Set exercise:
Count up the lines in the following listing that hold the word "Accommodation", then give only that count.

Exercise inputs:
★ ★ ★ ★ ★ ★ ★

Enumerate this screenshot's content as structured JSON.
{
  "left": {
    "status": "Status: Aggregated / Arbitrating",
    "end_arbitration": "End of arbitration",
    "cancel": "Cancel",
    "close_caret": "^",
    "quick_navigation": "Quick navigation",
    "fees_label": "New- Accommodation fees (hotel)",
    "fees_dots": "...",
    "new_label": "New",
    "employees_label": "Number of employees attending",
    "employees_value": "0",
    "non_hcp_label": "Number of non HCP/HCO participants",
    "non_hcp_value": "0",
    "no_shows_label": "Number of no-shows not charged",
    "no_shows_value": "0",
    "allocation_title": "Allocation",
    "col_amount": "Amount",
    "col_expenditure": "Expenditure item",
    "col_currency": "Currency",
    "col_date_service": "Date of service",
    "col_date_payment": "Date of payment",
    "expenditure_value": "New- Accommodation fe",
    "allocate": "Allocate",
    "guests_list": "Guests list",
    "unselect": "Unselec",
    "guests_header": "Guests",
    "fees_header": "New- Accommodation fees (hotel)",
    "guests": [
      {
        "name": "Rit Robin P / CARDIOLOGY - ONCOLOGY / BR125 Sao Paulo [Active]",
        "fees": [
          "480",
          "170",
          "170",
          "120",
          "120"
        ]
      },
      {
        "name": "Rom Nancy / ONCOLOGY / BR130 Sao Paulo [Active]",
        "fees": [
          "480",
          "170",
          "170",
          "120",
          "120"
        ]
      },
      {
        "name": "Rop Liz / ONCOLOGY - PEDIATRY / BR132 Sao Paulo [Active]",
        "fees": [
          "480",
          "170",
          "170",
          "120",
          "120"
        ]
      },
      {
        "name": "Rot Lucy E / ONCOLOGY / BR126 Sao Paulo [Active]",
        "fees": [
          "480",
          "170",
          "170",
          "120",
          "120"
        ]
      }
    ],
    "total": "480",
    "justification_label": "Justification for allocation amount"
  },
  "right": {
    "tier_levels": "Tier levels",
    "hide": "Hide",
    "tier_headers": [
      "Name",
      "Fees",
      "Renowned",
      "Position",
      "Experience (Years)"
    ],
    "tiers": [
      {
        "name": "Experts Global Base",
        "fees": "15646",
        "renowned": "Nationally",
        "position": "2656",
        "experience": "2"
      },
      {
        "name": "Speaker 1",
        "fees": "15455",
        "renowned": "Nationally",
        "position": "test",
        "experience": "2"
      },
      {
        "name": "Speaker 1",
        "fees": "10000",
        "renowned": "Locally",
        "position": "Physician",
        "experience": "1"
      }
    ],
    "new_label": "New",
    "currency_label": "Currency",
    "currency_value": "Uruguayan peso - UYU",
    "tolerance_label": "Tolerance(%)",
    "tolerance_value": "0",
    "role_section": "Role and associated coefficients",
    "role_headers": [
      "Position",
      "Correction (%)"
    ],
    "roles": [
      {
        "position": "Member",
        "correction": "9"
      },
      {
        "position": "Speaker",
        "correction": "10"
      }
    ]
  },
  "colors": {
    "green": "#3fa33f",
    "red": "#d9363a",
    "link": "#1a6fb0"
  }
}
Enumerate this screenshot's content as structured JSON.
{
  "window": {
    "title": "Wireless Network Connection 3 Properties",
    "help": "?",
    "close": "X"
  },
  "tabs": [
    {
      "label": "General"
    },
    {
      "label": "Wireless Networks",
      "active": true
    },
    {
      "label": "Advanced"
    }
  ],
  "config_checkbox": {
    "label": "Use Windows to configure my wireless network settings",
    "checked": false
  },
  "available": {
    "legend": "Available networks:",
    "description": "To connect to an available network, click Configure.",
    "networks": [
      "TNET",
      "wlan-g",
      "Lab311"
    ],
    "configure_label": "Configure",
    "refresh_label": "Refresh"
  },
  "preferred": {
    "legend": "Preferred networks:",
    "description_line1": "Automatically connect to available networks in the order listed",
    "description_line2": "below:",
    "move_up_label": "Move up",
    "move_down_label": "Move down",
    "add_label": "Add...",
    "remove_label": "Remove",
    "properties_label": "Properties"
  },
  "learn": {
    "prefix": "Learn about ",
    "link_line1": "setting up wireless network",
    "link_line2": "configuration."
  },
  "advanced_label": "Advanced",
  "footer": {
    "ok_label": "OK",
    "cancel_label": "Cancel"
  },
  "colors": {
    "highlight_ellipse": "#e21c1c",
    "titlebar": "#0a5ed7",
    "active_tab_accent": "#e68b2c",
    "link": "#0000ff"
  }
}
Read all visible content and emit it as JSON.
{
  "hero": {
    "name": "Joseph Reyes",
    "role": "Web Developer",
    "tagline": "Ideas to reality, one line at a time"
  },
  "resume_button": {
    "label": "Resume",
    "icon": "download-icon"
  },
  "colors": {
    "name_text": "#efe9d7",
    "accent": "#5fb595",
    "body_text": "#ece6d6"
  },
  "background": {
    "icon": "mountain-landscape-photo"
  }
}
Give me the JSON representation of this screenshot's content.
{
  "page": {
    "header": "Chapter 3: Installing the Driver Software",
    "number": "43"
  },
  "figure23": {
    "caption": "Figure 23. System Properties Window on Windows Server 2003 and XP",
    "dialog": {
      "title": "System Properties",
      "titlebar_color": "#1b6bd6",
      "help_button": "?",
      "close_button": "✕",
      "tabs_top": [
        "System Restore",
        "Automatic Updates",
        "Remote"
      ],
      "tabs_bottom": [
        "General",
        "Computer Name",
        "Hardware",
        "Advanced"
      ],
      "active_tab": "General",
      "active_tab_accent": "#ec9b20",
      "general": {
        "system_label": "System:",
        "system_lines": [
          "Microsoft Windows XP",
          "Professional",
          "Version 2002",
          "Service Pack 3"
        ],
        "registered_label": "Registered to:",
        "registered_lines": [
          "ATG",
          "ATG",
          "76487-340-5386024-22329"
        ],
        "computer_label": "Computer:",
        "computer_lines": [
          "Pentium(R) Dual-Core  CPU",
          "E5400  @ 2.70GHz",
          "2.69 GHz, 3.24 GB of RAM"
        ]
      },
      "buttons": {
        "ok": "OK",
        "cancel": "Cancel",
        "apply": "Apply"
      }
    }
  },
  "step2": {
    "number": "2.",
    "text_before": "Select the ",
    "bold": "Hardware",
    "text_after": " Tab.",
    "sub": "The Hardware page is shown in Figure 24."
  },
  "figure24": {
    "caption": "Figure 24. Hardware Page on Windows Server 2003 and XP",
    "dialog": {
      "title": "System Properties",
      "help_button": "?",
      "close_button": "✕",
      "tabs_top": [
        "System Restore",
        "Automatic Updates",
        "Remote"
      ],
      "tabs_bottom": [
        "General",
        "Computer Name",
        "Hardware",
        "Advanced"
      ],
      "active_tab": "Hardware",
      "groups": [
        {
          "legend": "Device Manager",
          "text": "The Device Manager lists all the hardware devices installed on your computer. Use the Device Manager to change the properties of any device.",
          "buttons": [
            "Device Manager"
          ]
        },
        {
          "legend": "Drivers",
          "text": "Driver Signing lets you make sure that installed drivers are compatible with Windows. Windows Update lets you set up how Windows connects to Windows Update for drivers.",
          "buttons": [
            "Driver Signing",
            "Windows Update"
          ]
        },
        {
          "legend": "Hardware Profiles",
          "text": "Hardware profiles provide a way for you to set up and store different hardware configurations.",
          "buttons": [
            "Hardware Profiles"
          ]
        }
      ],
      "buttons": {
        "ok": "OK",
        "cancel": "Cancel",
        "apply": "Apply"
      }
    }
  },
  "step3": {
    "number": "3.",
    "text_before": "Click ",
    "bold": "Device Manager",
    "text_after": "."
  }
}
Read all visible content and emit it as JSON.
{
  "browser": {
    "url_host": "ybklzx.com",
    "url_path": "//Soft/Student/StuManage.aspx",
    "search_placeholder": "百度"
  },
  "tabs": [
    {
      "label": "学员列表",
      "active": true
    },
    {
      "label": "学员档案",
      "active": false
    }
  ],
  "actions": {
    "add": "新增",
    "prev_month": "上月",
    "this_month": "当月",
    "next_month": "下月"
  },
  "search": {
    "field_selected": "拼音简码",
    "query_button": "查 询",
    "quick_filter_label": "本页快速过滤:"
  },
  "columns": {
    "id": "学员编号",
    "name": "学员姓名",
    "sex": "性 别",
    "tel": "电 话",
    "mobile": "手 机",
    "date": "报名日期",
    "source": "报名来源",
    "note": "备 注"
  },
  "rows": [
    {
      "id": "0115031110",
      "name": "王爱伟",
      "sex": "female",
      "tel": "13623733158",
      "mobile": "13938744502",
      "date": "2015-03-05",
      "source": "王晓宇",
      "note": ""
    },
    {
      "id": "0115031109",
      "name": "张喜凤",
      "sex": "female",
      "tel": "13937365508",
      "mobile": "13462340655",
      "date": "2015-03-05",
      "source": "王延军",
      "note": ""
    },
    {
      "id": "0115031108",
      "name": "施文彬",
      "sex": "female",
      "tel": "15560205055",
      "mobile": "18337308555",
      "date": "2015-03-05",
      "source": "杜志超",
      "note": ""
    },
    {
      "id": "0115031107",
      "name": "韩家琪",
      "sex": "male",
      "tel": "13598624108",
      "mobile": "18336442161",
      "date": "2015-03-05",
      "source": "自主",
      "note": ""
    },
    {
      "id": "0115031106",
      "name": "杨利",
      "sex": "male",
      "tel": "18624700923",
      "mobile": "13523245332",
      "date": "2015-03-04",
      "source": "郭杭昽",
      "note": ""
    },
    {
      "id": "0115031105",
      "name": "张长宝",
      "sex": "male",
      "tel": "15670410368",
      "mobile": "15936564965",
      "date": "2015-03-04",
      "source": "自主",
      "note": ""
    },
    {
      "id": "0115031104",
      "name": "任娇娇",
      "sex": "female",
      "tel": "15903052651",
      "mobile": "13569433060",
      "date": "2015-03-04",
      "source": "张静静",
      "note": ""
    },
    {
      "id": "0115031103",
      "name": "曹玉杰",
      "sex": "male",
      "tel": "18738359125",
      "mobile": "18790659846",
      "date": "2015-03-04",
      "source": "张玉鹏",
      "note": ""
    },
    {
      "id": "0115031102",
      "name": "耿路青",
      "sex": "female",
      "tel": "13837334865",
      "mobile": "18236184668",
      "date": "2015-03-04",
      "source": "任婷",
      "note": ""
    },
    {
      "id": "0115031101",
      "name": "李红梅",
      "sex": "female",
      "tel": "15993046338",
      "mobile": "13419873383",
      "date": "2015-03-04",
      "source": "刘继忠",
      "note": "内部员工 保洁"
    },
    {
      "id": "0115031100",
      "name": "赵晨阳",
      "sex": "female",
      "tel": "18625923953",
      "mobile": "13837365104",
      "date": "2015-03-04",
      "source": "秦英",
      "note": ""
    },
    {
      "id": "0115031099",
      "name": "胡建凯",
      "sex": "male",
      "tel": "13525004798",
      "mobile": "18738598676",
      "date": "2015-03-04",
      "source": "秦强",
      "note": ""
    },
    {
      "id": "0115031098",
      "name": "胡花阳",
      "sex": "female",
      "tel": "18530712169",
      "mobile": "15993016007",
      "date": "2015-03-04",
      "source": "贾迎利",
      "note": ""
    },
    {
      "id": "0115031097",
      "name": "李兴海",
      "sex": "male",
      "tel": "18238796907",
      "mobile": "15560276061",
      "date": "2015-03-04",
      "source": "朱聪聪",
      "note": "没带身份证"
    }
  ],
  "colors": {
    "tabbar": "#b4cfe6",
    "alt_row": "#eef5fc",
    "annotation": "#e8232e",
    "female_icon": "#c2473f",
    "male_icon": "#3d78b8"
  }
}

★ ★ ★ ★ ★ ★ ★

The response:
3